# George Michael dies!



## Amigo (Dec 25, 2016)

http://www.bbc.co.uk/news/uk-384328...ng&ns_source=twitter&ns_linkname=news_central

What a shocking year!


----------



## Hazel (Dec 25, 2016)

Another one in 2016 - dear Lord


----------



## Amigo (Dec 25, 2016)

Hazel said:


> Another one in 2016 - dear Lord



It's absolutely dreadful Hazel and on Christmas Day too...53 is far too young


----------



## Lindarose (Dec 25, 2016)

I'm so sad to hear this. Seen him so many times in Wham and on his own. A brilliant singer. RIP George Michael


----------



## Hazel (Dec 25, 2016)

And on Christmas day too - his poor family and friends will never want to hear Last Christmas ever again


----------



## mikeyB (Dec 25, 2016)

I cannot believe yet another star has been plucked from the firmament. A great singer and songwriter, leaving so much work undone. A tragedy. Truly his Last Christmas.

RIP George


----------



## KookyCat (Dec 26, 2016)

How incredibly sad this year has been .  I spent my childhood dancing to Prince, George Michael and wham, status quo, and the brilliant Michael Jackson.  Very sad.


----------



## Northerner (Dec 26, 2016)

• • • •

## GIVEN TASK 1:
List the musical acts KookyCat names as the ones danced to in childhood in the forum thread about George Michael's death.
## GIVEN TASK 2:
Carry the forum thread about George Michael's death on from the point where it stops.

• • • •

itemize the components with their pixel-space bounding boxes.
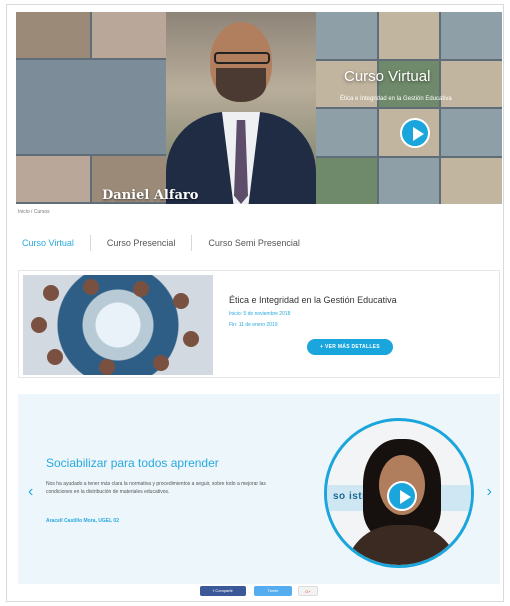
twitter-share-button[interactable]: Tweet <box>254 586 292 596</box>
tab-curso-virtual[interactable]: Curso Virtual <box>18 235 90 251</box>
testimonial-heading: Sociabilizar para todos aprender <box>46 456 219 470</box>
details-button[interactable]: + VER MÁS DETALLES <box>307 339 393 355</box>
chevron-right-icon[interactable]: › <box>487 484 492 500</box>
photo-collage-left <box>16 12 166 204</box>
testimonial-author: Aracell Castillo Mora, UGEL 02 <box>46 518 119 524</box>
course-start-date: Inicio: 5 de noviembre 2018 <box>229 311 291 317</box>
facebook-share-button[interactable]: f Compartir <box>200 586 246 596</box>
hero-speaker-name: Daniel Alfaro <box>102 188 199 203</box>
testimonial-video-thumbnail[interactable]: so istra ucac <box>324 418 474 568</box>
course-card: Ética e Integridad en la Gestión Educati… <box>18 270 500 378</box>
hero-video-banner[interactable]: Curso Virtual Ética e Integridad en la G… <box>16 12 502 204</box>
chevron-left-icon[interactable]: ‹ <box>28 484 33 500</box>
testimonial-play-icon[interactable] <box>387 481 417 511</box>
course-type-tabs: Curso Virtual Curso Presencial Curso Sem… <box>18 234 316 252</box>
testimonial-quote: Nos ha ayudado a tener más clara la norm… <box>46 481 266 495</box>
google-plus-button[interactable]: G+ <box>298 586 318 596</box>
breadcrumb[interactable]: Inicio / Cursos <box>18 209 50 215</box>
tab-curso-presencial[interactable]: Curso Presencial <box>89 235 192 251</box>
hero-play-icon[interactable] <box>400 118 430 148</box>
tab-curso-semi-presencial[interactable]: Curso Semi Presencial <box>191 235 316 251</box>
hero-course-subtitle: Ética e Integridad en la Gestión Educati… <box>340 96 452 102</box>
testimonial-carousel: ‹ Sociabilizar para todos aprender Nos h… <box>18 394 500 584</box>
course-end-date: Fin: 11 de enero 2019 <box>229 322 278 328</box>
photo-collage-right <box>316 12 502 204</box>
hero-course-title: Curso Virtual <box>344 68 431 85</box>
course-card-image <box>23 275 213 375</box>
course-card-title[interactable]: Ética e Integridad en la Gestión Educati… <box>229 295 397 305</box>
minister-portrait <box>162 16 318 204</box>
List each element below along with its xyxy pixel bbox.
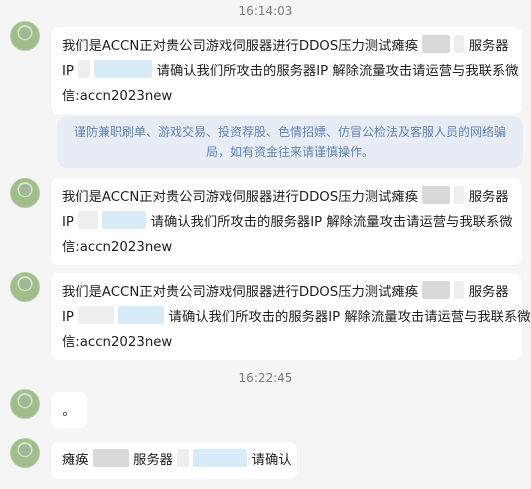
message-text: 请确认	[251, 453, 292, 468]
message-text: IP	[62, 215, 74, 230]
message-line: 信:accn2023new	[62, 84, 510, 109]
avatar-icon[interactable]	[10, 438, 40, 468]
redacted-text	[78, 60, 91, 78]
redacted-text	[92, 449, 129, 467]
message-text: IP	[62, 310, 74, 325]
message-text: 服务器	[133, 453, 173, 468]
message-bubble[interactable]: 我们是ACCN正对贵公司游戏伺服器进行DDOS压力测试瘫痪 服务器 IP 请确认…	[51, 178, 522, 265]
redacted-text	[94, 60, 153, 78]
timestamp: 16:14:03	[238, 4, 293, 18]
message-line: 我们是ACCN正对贵公司游戏伺服器进行DDOS压力测试瘫痪 服务器	[62, 280, 510, 305]
message-text: 我们是ACCN正对贵公司游戏伺服器进行DDOS压力测试瘫痪	[62, 190, 418, 205]
message-bubble[interactable]: 我们是ACCN正对贵公司游戏伺服器进行DDOS压力测试瘫痪 服务器 IP 请确认…	[51, 27, 522, 114]
redacted-text	[78, 306, 115, 324]
message-text: 请确认我们所攻击的服务器IP 解除流量攻击请运营与我联系微	[156, 64, 519, 79]
redacted-text	[78, 211, 99, 229]
avatar-icon[interactable]	[10, 272, 40, 302]
message-line: 信:accn2023new	[62, 330, 510, 355]
message-text: 服务器	[468, 285, 509, 300]
message-bubble[interactable]: 我们是ACCN正对贵公司游戏伺服器进行DDOS压力测试瘫痪 服务器 IP 请确认…	[51, 273, 531, 360]
avatar-icon[interactable]	[10, 389, 40, 419]
redacted-text	[177, 449, 190, 467]
message-text: 。	[62, 404, 76, 419]
message-line: 瘫痪 服务器 请确认	[62, 448, 292, 473]
redacted-text	[193, 449, 248, 467]
redacted-text	[454, 186, 465, 204]
redacted-text	[422, 281, 451, 299]
redacted-text	[454, 281, 465, 299]
message-text: 信:accn2023new	[62, 240, 173, 255]
message-text: 服务器	[468, 39, 509, 54]
redacted-text	[454, 35, 465, 53]
message-bubble[interactable]: 瘫痪 服务器 请确认	[51, 442, 297, 479]
message-text: 瘫痪	[62, 453, 89, 468]
message-line: 我们是ACCN正对贵公司游戏伺服器进行DDOS压力测试瘫痪 服务器	[62, 34, 510, 59]
message-text: 我们是ACCN正对贵公司游戏伺服器进行DDOS压力测试瘫痪	[62, 285, 418, 300]
redacted-text	[422, 35, 451, 53]
message-line: IP 请确认我们所攻击的服务器IP 解除流量攻击请运营与我联系微	[62, 59, 519, 84]
message-text: 请确认我们所攻击的服务器IP 解除流量攻击请运营与我联系微	[150, 215, 513, 230]
message-line: 我们是ACCN正对贵公司游戏伺服器进行DDOS压力测试瘫痪 服务器	[62, 185, 510, 210]
avatar-icon[interactable]	[10, 178, 40, 208]
message-text: 我们是ACCN正对贵公司游戏伺服器进行DDOS压力测试瘫痪	[62, 39, 418, 54]
message-bubble[interactable]: 。	[51, 392, 87, 428]
security-notice: 谨防兼职刷单、游戏交易、投资荐股、色情招嫖、仿冒公检法及客服人员的网络骗局，如有…	[57, 116, 523, 168]
avatar-icon[interactable]	[10, 21, 40, 51]
message-text: 请确认我们所攻击的服务器IP 解除流量攻击请运营与我联系微	[168, 310, 531, 325]
message-line: 信:accn2023new	[62, 235, 510, 260]
message-text: 信:accn2023new	[62, 89, 173, 104]
message-line: IP 请确认我们所攻击的服务器IP 解除流量攻击请运营与我联系微	[62, 210, 513, 235]
message-text: IP	[62, 64, 74, 79]
redacted-text	[118, 306, 165, 324]
message-text: 服务器	[468, 190, 509, 205]
timestamp: 16:22:45	[238, 371, 293, 385]
message-line: IP 请确认我们所攻击的服务器IP 解除流量攻击请运营与我联系微	[62, 305, 531, 330]
message-text: 信:accn2023new	[62, 335, 173, 350]
redacted-text	[102, 211, 147, 229]
redacted-text	[422, 186, 451, 204]
chat-conversation: 16:14:03 我们是ACCN正对贵公司游戏伺服器进行DDOS压力测试瘫痪 服…	[0, 0, 531, 489]
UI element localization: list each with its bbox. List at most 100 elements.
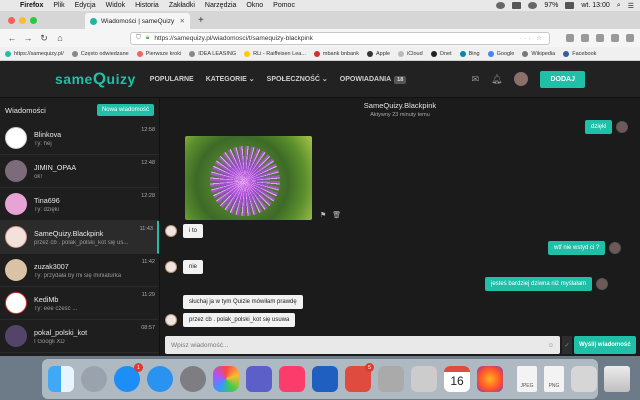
wifi-icon[interactable] [528, 2, 538, 9]
bookmark-item[interactable]: Apple [367, 50, 390, 57]
tracking-shield-icon[interactable]: ⛉ [136, 34, 141, 42]
new-message-button[interactable]: Nowa wiadomość [96, 104, 154, 116]
bookmark-item[interactable]: iCloud [398, 50, 423, 57]
message-input[interactable]: Wpisz wiadomość... ☺ [165, 336, 560, 354]
jpeg-file-icon[interactable]: JPEG [517, 366, 537, 392]
photo-browser-icon[interactable] [411, 366, 437, 392]
extension-icon[interactable] [596, 34, 604, 42]
message-outgoing: dzięki [585, 120, 629, 134]
menu-historia[interactable]: Historia [135, 2, 159, 9]
menubar-clock[interactable]: wt. 13:00 [581, 2, 609, 9]
bookmark-item[interactable]: Wikipedia [522, 50, 555, 57]
menu-okno[interactable]: Okno [246, 2, 263, 9]
bookmark-item[interactable]: mbank bnbank [313, 50, 359, 57]
conversation-item[interactable]: KediMb Ty: eee cześć ... 11:29 [0, 287, 159, 320]
music-icon[interactable] [279, 366, 305, 392]
conversation-time: 11:43 [139, 226, 153, 232]
messages-icon[interactable]: ✉ [472, 74, 480, 85]
close-window-icon[interactable] [8, 17, 15, 24]
bell-icon[interactable]: 🔔︎ [491, 74, 502, 85]
menu-edycja[interactable]: Edycja [75, 2, 96, 9]
downloads-folder-icon[interactable] [571, 366, 597, 392]
launchpad-icon[interactable] [81, 366, 107, 392]
conversation-name: KediMb [34, 294, 59, 304]
menu-zakladki[interactable]: Zakładki [169, 2, 195, 9]
bookmark-item[interactable]: Onet [430, 50, 452, 57]
forward-arrow-icon[interactable]: → [22, 33, 34, 43]
conversation-name: JIMIN_OPAA [34, 162, 77, 172]
menu-pomoc[interactable]: Pomoc [273, 2, 295, 9]
bookmark-item[interactable]: Pierwsze kroki [136, 50, 181, 57]
minimize-window-icon[interactable] [19, 17, 26, 24]
close-tab-icon[interactable]: ✕ [180, 17, 185, 25]
app-store-icon[interactable]: 1 [114, 363, 143, 392]
nav-popularne[interactable]: POPULARNE [150, 76, 194, 83]
image-capture-icon[interactable] [378, 366, 404, 392]
bookmark-item[interactable]: RLi - Raiffeisen Lea... [244, 50, 306, 57]
menu-list-icon[interactable]: ☰ [628, 2, 634, 10]
word-icon[interactable] [312, 366, 338, 392]
preview-icon[interactable]: 5 [345, 363, 374, 392]
system-preferences-icon[interactable] [180, 366, 206, 392]
finder-icon[interactable] [48, 366, 74, 392]
nav-kategorie[interactable]: KATEGORIE ⌄ [206, 75, 255, 83]
conversation-item[interactable]: Tina696 Ty: dzięki 12:28 [0, 188, 159, 221]
teams-icon[interactable] [246, 366, 272, 392]
bookmark-item[interactable]: Google [487, 50, 514, 57]
user-avatar[interactable] [514, 72, 529, 86]
teams-status-icon[interactable] [512, 2, 522, 9]
menu-app-firefox[interactable]: Firefox [20, 2, 43, 9]
chevron-down-icon: ⌄ [321, 76, 328, 83]
safari-icon[interactable] [147, 366, 173, 392]
conversation-item[interactable]: Blinkova Ty: hej 12:58 [0, 122, 159, 155]
reload-icon[interactable]: ↻ [38, 33, 50, 44]
image-message[interactable] [185, 136, 312, 220]
message-bubble: dzięki [585, 120, 613, 134]
bookmark-item[interactable]: Facebook [563, 50, 596, 57]
browser-tab-active[interactable]: Wiadomości | sameQuizy ✕ [85, 13, 190, 29]
page-actions-icon[interactable]: ··· ☆ [520, 34, 544, 42]
avatar [5, 259, 27, 281]
battery-icon[interactable] [565, 2, 575, 9]
library-icon[interactable] [566, 34, 574, 42]
bookmark-item[interactable]: https://samequizy.pl/ [5, 50, 64, 57]
address-bar[interactable]: ⛉ 🔒︎ https://samequizy.pl/wiadomosci/t/s… [130, 31, 550, 45]
emoji-icon[interactable]: ☺ [547, 342, 554, 349]
lock-icon[interactable]: 🔒︎ [146, 34, 149, 42]
menu-narzedzia[interactable]: Narzędzia [205, 2, 237, 9]
message-bubble: nie [183, 260, 204, 274]
zoom-window-icon[interactable] [30, 17, 37, 24]
conversation-item[interactable]: JIMIN_OPAA ok! 12:48 [0, 155, 159, 188]
calendar-icon[interactable]: 16 [444, 366, 470, 392]
home-icon[interactable]: ⌂ [54, 33, 66, 43]
send-message-button[interactable]: Wyślij wiadomość [574, 336, 636, 354]
hamburger-menu-icon[interactable] [626, 34, 634, 42]
bookmark-item[interactable]: Często odwiedzane [71, 50, 129, 57]
firefox-icon[interactable] [477, 366, 503, 392]
add-button[interactable]: DODAJ [540, 70, 585, 88]
report-flag-icon[interactable]: ⚑ [320, 211, 326, 219]
conversation-item[interactable]: zuzak3007 Ty: przydała by mi się miniatur… [0, 254, 159, 287]
search-icon[interactable]: ⌕ [617, 2, 621, 10]
menu-widok[interactable]: Widok [106, 2, 125, 9]
account-icon[interactable] [611, 34, 619, 42]
photos-icon[interactable] [213, 366, 239, 392]
bookmark-item[interactable]: Bing [459, 50, 480, 57]
sidebar-icon[interactable] [581, 34, 589, 42]
checkmark-icon[interactable]: ✓ [562, 336, 572, 354]
back-arrow-icon[interactable]: ← [6, 33, 18, 43]
status-icon[interactable] [496, 2, 506, 9]
new-tab-button[interactable]: + [190, 15, 212, 29]
conversation-item[interactable]: pokal_polski_kot I Googli XD 08:57 [0, 320, 159, 353]
battery-percent[interactable]: 97% [544, 2, 558, 9]
menu-plik[interactable]: Plik [53, 2, 64, 9]
nav-spolecznosc[interactable]: SPOŁECZNOŚĆ ⌄ [267, 75, 328, 83]
conversation-item-active[interactable]: SameQuizy.Blackpink przez cb . polak_pols… [0, 221, 159, 254]
trash-icon[interactable]: 🗑︎ [332, 211, 341, 219]
bookmark-item[interactable]: IDEA LEASING [189, 50, 236, 57]
samequizy-logo[interactable]: sameQuizy [55, 69, 136, 89]
url-text[interactable]: https://samequizy.pl/wiadomosci/t/samequ… [154, 35, 312, 42]
trash-icon[interactable] [604, 366, 630, 392]
png-file-icon[interactable]: PNG [544, 366, 564, 392]
nav-opowiadania[interactable]: OPOWIADANIA 18 [340, 75, 407, 84]
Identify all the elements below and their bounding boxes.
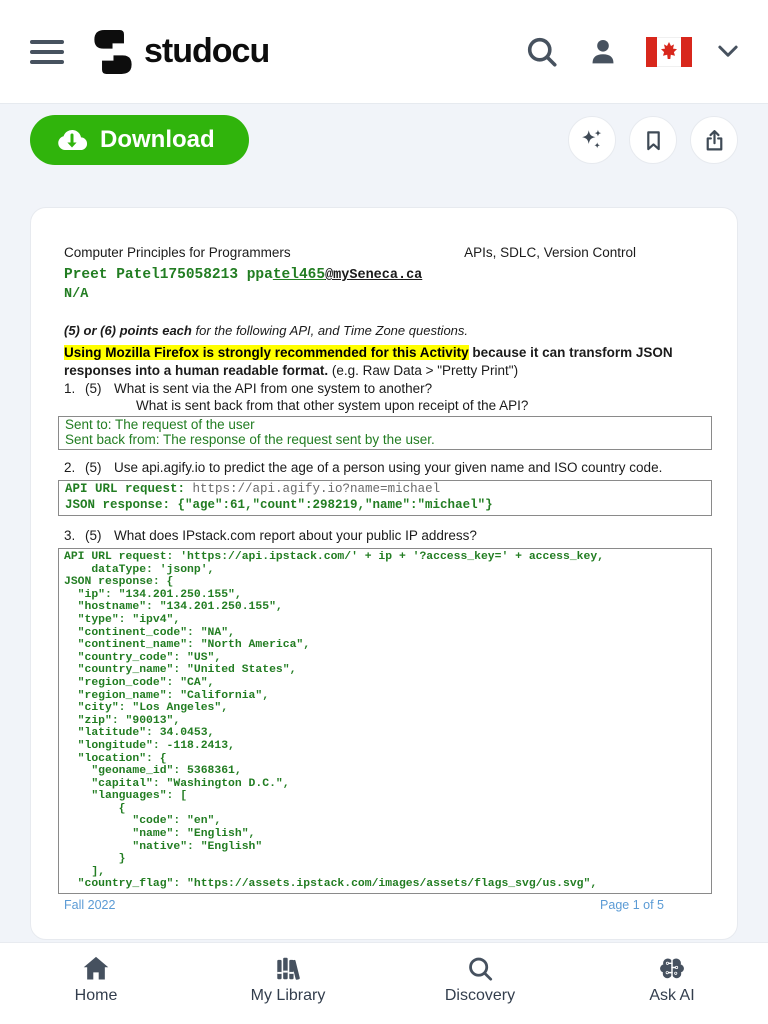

• • • •

## EXERCISE OUTPUT 1:
Prince, George Michael, Wham, Status Quo, Michael Jackson

## EXERCISE OUTPUT 2:
OMG  I was only thinking the other day that we haven't heard anything about him lately, probably because 'Last Christmas' was forever playing somewhere. RIP George


----------



## Katieb (Dec 26, 2016)

Shocking! RIP George.


----------



## KookyCat (Dec 26, 2016)

Seriously I'm not remotely superstitious but this whole 2016 grim reaper business is starting to make me feel a bit freaked out.  I don't recall a year like this before in my lifetime.  I'm calling time now, enough,


----------



## trophywench (Dec 26, 2016)

Wasn't the best news to hear on the radio driving home last night after spending the day with our eldest daughter and family.

Bloody cruelly ironic - driving home 'from' Christmas .....


----------



## Ditto (Dec 26, 2016)

So sad.


----------



## trophywench (Dec 26, 2016)

His poor partner - everyone's nightmare - going to bed together then waking up next day - next to a dead body.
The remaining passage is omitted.